_BRANO FORNITO_.

Il silenzio che circonda la stranissima situazione creatasi in Perù dopo elezioni che, sebbene abbiano determinato la vittoria del candidato di sinistra Pedro Castillo, sono state contestate dall’avversaria Keiko Fujimori (che avendo accusato brogli ha di fatto bloccato il processo elettorale), è peggiore di qualsiasi rumore perché apre la porta a scenari difficilmente risolvibili e che possono addirittura portare conseguenze estreme (un po’ come in Argentina) per risolvere la questione.
Questo sebbene i controlli effettuati dalle varie organizzazioni internazionali sulla validità e la trasparenza della consultazione peruviana abbiano registrato all’unanimità la correttezza del voto e anche gli Stati Uniti lo abbiano confermato. Bisogna però considerare che fin dall’inizio dell’intera questione le perplessità sulla pericolosità di un voto tanto estremo (da una parte il Frente Popular comandato da una leader di destra e dall’altra il socialista Perù Libre con un candidato di segno diametralmente opposto) hanno di fatto posto in pericolo la democrazia in un Paese che da anni vive un boom economico notevole, ma con una crisi politica continua iniziata a causa degli effetti che lo scandalo di corruzione Odebrecht ha portato in tutto il continente latinoamericano, ma specialmente in un Perù che, a causa dei suoi effetti, ha registrato dimissioni e arresti continui di uomini politici culminati con il suicidio dell’ex Presidente Alan Garcia.

_DATI FORNITI_.
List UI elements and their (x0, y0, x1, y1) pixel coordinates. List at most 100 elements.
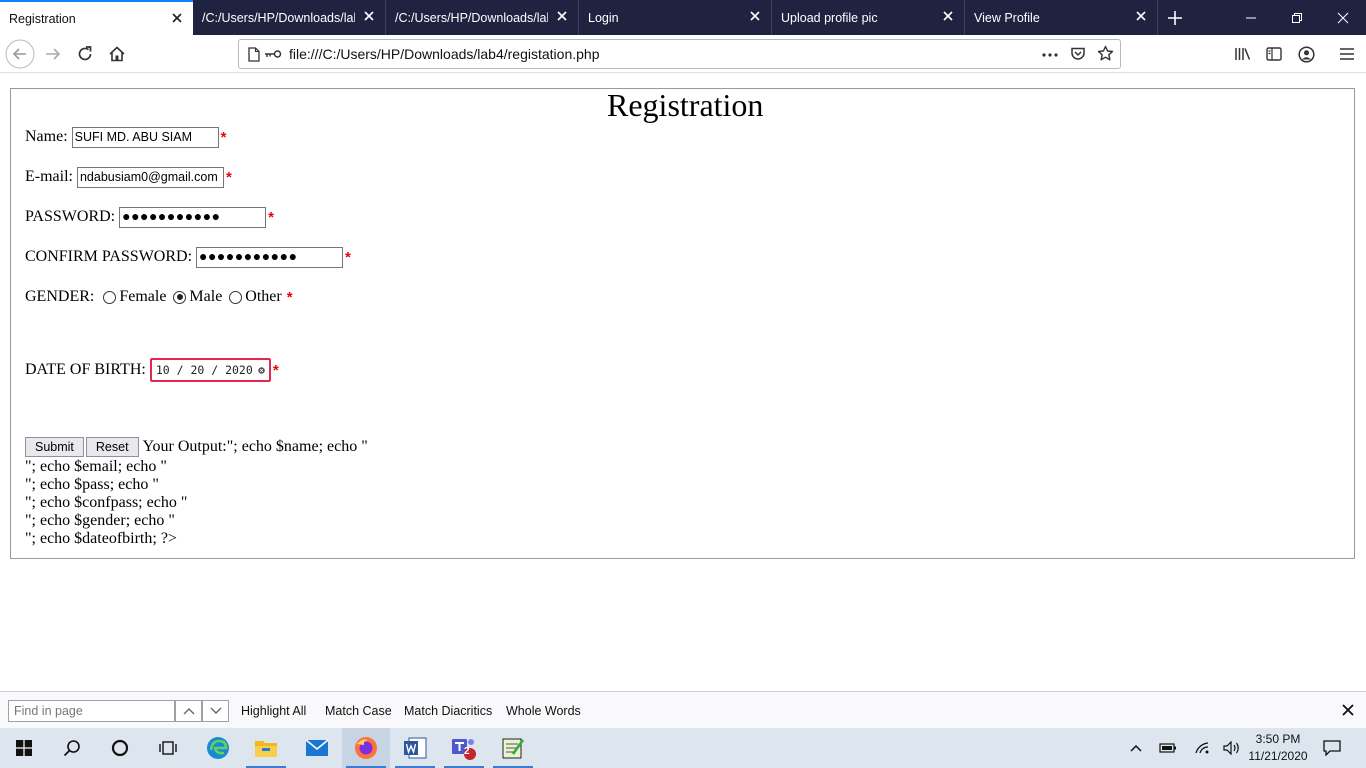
chevron-down-icon (210, 707, 221, 714)
whole-words-toggle[interactable]: Whole Words (506, 704, 581, 718)
teams-taskbar-button[interactable]: 2 (440, 728, 488, 768)
hamburger-menu-icon (1340, 48, 1354, 60)
tab-login[interactable]: Login (579, 0, 772, 35)
file-explorer-taskbar-button[interactable] (242, 728, 290, 768)
name-input[interactable]: SUFI MD. ABU SIAM (71, 126, 219, 148)
sidebar-button[interactable] (1259, 39, 1289, 69)
close-icon[interactable] (555, 9, 569, 23)
word-taskbar-button[interactable] (391, 728, 439, 768)
new-tab-button[interactable] (1158, 0, 1192, 35)
search-icon (63, 740, 80, 757)
wifi-tray-button[interactable] (1192, 738, 1212, 758)
email-input[interactable]: ndabusiam0@gmail.com (76, 166, 224, 188)
dob-input[interactable]: 10 / 20 / 2020 (149, 358, 271, 382)
female-radio[interactable] (103, 290, 117, 304)
clock-date: 11/21/2020 (1248, 749, 1308, 763)
find-previous-button[interactable] (175, 700, 202, 722)
bookmark-star-icon[interactable] (1097, 45, 1114, 62)
more-actions-icon[interactable] (1042, 53, 1058, 57)
tab-registration[interactable]: Registration (0, 0, 193, 35)
pocket-icon[interactable] (1070, 46, 1086, 62)
library-icon (1235, 48, 1251, 60)
home-icon (109, 46, 125, 62)
close-window-button[interactable] (1320, 0, 1366, 35)
match-case-toggle[interactable]: Match Case (325, 704, 392, 718)
cortana-button[interactable] (96, 728, 144, 768)
task-view-icon (159, 741, 177, 755)
highlight-all-toggle[interactable]: Highlight All (241, 704, 306, 718)
address-bar[interactable]: file:///C:/Users/HP/Downloads/lab4/regis… (238, 39, 1121, 69)
close-icon[interactable] (170, 11, 184, 25)
edge-icon (207, 737, 229, 759)
clear-icon[interactable] (258, 364, 265, 377)
battery-icon (1159, 743, 1176, 753)
confirm-password-input[interactable]: ●●●●●●●●●●● (196, 246, 344, 268)
output-text: "; echo $dateofbirth; ?> (25, 530, 177, 547)
forward-arrow-icon (46, 48, 61, 60)
edge-taskbar-button[interactable] (194, 728, 242, 768)
tab-downloads-lab-1[interactable]: /C:/Users/HP/Downloads/lab (193, 0, 386, 35)
minimize-button[interactable] (1228, 0, 1274, 35)
required-mark: * (286, 288, 293, 306)
close-icon[interactable] (1134, 9, 1148, 23)
close-icon[interactable] (1340, 702, 1356, 718)
other-radio[interactable] (229, 290, 243, 304)
chevron-up-icon (183, 708, 194, 715)
battery-tray-button[interactable] (1158, 738, 1178, 758)
close-icon[interactable] (748, 9, 762, 23)
folder-icon (255, 741, 277, 757)
cortana-circle-icon (111, 739, 129, 757)
tab-title: /C:/Users/HP/Downloads/lab (202, 10, 355, 25)
other-label: Other (245, 288, 282, 305)
gender-label: GENDER: (25, 288, 95, 305)
password-label: PASSWORD: (25, 208, 116, 225)
notepad-taskbar-button[interactable] (489, 728, 537, 768)
tab-title: Registration (9, 11, 76, 26)
firefox-taskbar-button[interactable] (342, 728, 390, 768)
key-icon[interactable] (264, 49, 282, 59)
tab-upload-profile-pic[interactable]: Upload profile pic (772, 0, 965, 35)
wifi-icon (1195, 742, 1209, 754)
form-legend: Registration (605, 87, 766, 123)
forward-button[interactable] (38, 39, 68, 69)
mail-taskbar-button[interactable] (293, 728, 341, 768)
start-button[interactable] (0, 728, 48, 768)
gender-option-female[interactable]: Female (103, 288, 166, 306)
show-hidden-icons-button[interactable] (1126, 738, 1146, 758)
task-view-button[interactable] (144, 728, 192, 768)
tab-title: Upload profile pic (781, 10, 878, 25)
reset-button[interactable]: Reset (85, 437, 139, 457)
output-text: Your Output:"; echo $name; echo " (142, 438, 368, 455)
confirm-password-row: CONFIRM PASSWORD: ●●●●●●●●●●● * (25, 246, 351, 268)
male-radio[interactable] (173, 290, 187, 304)
library-button[interactable] (1228, 39, 1258, 69)
account-button[interactable] (1291, 39, 1321, 69)
search-button[interactable] (48, 728, 96, 768)
gender-option-other[interactable]: Other (229, 288, 282, 306)
gender-option-male[interactable]: Male (173, 288, 222, 306)
notifications-button[interactable] (1322, 738, 1342, 758)
system-clock[interactable]: 3:50 PM 11/21/2020 (1238, 731, 1318, 765)
email-label: E-mail: (25, 168, 73, 185)
close-icon[interactable] (362, 9, 376, 23)
menu-button[interactable] (1332, 39, 1362, 69)
notification-icon (1323, 740, 1341, 756)
find-next-button[interactable] (202, 700, 229, 722)
tab-downloads-lab-2[interactable]: /C:/Users/HP/Downloads/lab (386, 0, 579, 35)
reload-button[interactable] (70, 39, 100, 69)
sidebar-icon (1266, 47, 1282, 61)
password-input[interactable]: ●●●●●●●●●●● (119, 206, 267, 228)
close-icon[interactable] (941, 9, 955, 23)
home-button[interactable] (102, 39, 132, 69)
password-row: PASSWORD: ●●●●●●●●●●● * (25, 206, 274, 228)
submit-button[interactable]: Submit (25, 437, 84, 457)
windows-logo-icon (16, 740, 32, 756)
account-icon (1297, 45, 1315, 63)
back-button[interactable] (5, 39, 35, 69)
tab-view-profile[interactable]: View Profile (965, 0, 1158, 35)
back-arrow-icon (5, 39, 35, 69)
find-input[interactable]: Find in page (8, 700, 175, 722)
match-diacritics-toggle[interactable]: Match Diacritics (404, 704, 492, 718)
output-text: "; echo $pass; echo " (25, 476, 159, 493)
restore-button[interactable] (1274, 0, 1320, 35)
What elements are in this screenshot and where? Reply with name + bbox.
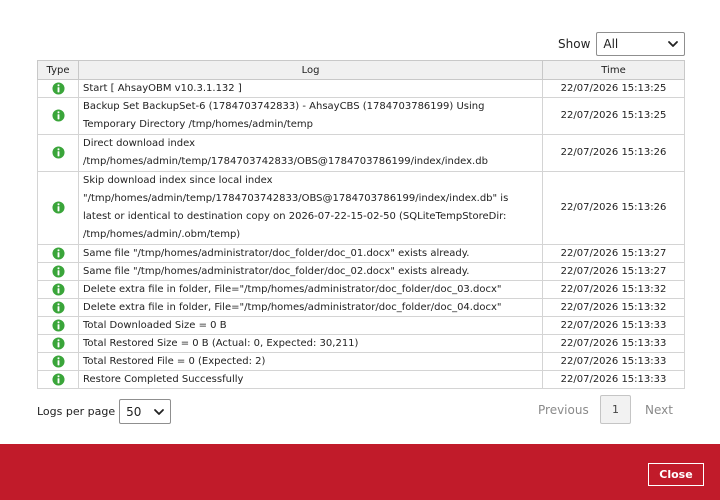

_DA FARE_.
#1 Secondo il brano sulle elezioni in Perù, quale scandalo di corruzione ha dato inizio alla continua crisi politica del Paese?
#2 Trascrivi parola per parola dal brano sulle elezioni in Perù tutto il tratto che va da "Il silenzio che" giù fino a "risolvere la questione.".

_RISULTATI DELLE CONSEGNE_.
#1 Lo scandalo di corruzione Odebrecht.

#2
Il silenzio che circonda la stranissima situazione creatasi in Perù dopo elezioni che, sebbene abbiano determinato la vittoria del candidato di sinistra Pedro Castillo, sono state contestate dall’avversaria Keiko Fujimori (che avendo accusato brogli ha di fatto bloccato il processo elettorale), è peggiore di qualsiasi rumore perché apre la porta a scenari difficilmente risolvibili e che possono addirittura portare conseguenze estreme (un po’ come in Argentina) per risolvere la questione.